Task item A:
Answer these questions using the organ donation article:
(i) How many people in New England are waiting for an organ transplant?
(ii) Up to how many lives can a single organ donor save?
(iii) Under which act must death be declared before donation is pursued?
Task item B: Continue the organ donation article from its last sentence.

====== Page excerpt ======

Tufts Medical Center’s CardioVascular Center has performed more heart transplants since the year 2000 than any other medical center in New England. In addition, our outcomes are excellent with a one-year patient and graft survival rates of greater than 90%. Although our heart transplant team is proud of this accomplishment, we know that there are many more lives that could be changed by increased knowledge of and participation in organ donation.
The transplant wait list
Right now, there are more than 120,000 people in the United States awaiting a life-saving organ transplant, including over 5,000 in New England alone. And although there are over 120 million registered organ donors in the country, on average twenty-two people will die each day while waiting for the organs they need. The shortage of available donor organs is one of the major limitations preventing these patients from receiving life-saving transplant operations.
For patients at Tufts Medical Center with end-stage heart failure or severe coronary artery disease, a new heart is often the only choice. “These are patients for whom we have exhausted all other treatment options,” says David DeNofrio, MD, Director of Tufts MC’s Heart Failure and Cardiac Transplantation Center. “We are completely dependent on organ donation. Without it, we couldn’t perform these life-saving procedures for people who would otherwise have very limited time.”
It’s not only hearts that benefit patients in need. The kidneys, liver, lungs, pancreas and intestines can all contribute to the miracle of transplantation: just one organ donor can save up to eight lives. Even tissue—skin, blood vessels, heart valves, tendons, ligaments and bone—can be used in a range of surgical procedures to improve the lives of people affected by injury, illness or a congenital defect. Organ donation is critical to many of medicine’s modern marvels.
The importance of registering as an organ donor
The vast majority of transplant organs come from deceased donors. While death is a somber event for friends and loved ones, organ donation offers at least one opportunity for a silver lining. By deciding ahead of time to donate your organs after death, you save those around you from having to make this difficult decision, and save valuable time during which patients’ lives can be transformed.
Many people are hesitant to register as organ donors, for reasons such as religious and cultural beliefs, family members’ wishes, a desire to keep the body intact after death and general lack of knowledge about the organ donation process. A particular worry is that organs will be taken prematurely—that doctors will not go to the same lengths to save an organ donor as they would to save a non-donor patient.
According to Dr. DeNofrio, this fear is a myth that stands at odds with the ethical oaths taken by physicians. “Doctors make every effort to save each and every one of their patients. It’s part of the mindset that drives them to practice medicine. The only difference with organ donors is that their deaths have the ability to contribute new life.” Donation is never pursued unless all life-saving measures have failed and death has been declared in accordance with the Uniform Determination of Death Act (1980).

====== Provided material ======

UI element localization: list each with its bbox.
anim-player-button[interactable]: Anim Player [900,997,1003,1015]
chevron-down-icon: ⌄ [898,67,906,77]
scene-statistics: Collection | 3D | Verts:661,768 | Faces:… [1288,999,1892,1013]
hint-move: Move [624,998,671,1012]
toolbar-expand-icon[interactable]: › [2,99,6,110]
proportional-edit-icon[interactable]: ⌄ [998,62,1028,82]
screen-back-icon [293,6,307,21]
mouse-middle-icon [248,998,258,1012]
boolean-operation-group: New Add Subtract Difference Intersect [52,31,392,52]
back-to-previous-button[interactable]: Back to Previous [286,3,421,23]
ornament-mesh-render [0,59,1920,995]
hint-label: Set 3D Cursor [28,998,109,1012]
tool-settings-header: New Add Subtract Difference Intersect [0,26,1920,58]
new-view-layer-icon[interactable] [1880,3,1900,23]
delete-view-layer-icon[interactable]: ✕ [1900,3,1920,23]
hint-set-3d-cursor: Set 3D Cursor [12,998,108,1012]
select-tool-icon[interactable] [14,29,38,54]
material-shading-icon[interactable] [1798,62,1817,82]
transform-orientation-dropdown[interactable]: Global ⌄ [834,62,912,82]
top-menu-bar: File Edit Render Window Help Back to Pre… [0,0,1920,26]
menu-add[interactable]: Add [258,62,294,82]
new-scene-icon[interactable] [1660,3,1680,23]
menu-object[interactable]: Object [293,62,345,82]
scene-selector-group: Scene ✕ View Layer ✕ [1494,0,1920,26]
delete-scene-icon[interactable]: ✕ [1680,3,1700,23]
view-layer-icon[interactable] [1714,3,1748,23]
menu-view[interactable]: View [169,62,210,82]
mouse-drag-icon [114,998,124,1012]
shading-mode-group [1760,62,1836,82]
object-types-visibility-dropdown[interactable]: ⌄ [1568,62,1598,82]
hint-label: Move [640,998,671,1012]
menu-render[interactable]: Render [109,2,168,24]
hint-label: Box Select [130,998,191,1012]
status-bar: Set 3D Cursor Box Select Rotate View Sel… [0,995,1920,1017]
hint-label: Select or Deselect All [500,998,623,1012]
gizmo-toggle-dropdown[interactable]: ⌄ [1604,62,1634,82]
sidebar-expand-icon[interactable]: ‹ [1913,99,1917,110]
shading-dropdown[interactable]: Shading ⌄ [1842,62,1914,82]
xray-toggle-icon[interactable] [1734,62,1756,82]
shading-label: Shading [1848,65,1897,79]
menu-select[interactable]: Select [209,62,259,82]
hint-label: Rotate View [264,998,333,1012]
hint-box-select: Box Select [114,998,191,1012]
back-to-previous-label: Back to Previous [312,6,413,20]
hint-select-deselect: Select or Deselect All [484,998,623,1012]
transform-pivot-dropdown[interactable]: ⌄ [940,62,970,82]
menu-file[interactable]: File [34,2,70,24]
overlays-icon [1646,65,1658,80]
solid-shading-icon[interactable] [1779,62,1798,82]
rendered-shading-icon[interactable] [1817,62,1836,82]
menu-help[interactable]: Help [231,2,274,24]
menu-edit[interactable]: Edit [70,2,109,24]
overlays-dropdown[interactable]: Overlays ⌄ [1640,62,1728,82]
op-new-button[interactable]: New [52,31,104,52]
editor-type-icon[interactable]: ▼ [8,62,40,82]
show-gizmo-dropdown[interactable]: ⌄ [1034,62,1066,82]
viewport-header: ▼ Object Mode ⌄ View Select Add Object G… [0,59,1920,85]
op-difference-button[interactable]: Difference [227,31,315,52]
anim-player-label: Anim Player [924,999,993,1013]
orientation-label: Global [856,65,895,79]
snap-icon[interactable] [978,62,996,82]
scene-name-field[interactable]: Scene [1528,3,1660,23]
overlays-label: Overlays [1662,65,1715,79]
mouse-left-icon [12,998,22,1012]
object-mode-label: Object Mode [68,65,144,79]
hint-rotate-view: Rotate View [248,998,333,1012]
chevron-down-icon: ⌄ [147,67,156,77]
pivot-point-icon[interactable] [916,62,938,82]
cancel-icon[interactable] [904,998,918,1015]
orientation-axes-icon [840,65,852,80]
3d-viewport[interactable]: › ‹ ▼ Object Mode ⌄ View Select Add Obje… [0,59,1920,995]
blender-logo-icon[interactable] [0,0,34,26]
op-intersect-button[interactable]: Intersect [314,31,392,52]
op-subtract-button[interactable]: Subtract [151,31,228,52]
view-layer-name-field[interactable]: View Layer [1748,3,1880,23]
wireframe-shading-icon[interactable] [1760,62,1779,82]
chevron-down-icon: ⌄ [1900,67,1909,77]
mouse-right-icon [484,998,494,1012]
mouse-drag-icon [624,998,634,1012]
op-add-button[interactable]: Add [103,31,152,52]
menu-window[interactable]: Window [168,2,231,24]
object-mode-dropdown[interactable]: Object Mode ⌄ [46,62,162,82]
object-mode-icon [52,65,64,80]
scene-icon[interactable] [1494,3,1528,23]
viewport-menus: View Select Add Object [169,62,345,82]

======

Response box A:
(i) Over 5,000.
(ii) Up to eight.
(iii) The Uniform Determination of Death Act (1980).

Response box B:
Private beliefs must be honored and protected, but people should be fully educated about both the need for donor organs and the ease of the registration process. Every person who chooses to become an organ donor increases the chances that a person on the waiting list will receive a life-saving transplant. And registration is mere clicks away, through either your state’s department of motor vehicles or the National Donate Life Registry.
How to register as an organ donor in New England
Donors living in Massachusetts and Maine possessing a valid driver’s license may choose to register through their state’s online service: Massachusetts Registry of Motor Vehicles: Organ & Tissue Donor Enrollment, Maine Bureau of Motor Vehicles: Organ Donor Registry. If you are living in Connecticut, New Hampshire, Rhode Island or Vermont, you may either visit Donate Life New England (a division of the National Donate Life Registry) or indicate your choice the next time you update your driver’s license.
For more information on donation, visit New England Organ Bank, United Network for Organ Sharing or the U.S. government organ and tissue donation awareness web site, Organdonor.gov. If you feel comfortable and informed enough to register, or if you are registered already, please encourage family members to do the same. Organ donation has the power to change lives in a way unlike any other. It is perhaps the most altruistic act we can perform, the greatest gift we can give—life.
Sources:
“Organ Donation.” New England Organ Bank, https://neds.org/. Accessed 19 August 2016.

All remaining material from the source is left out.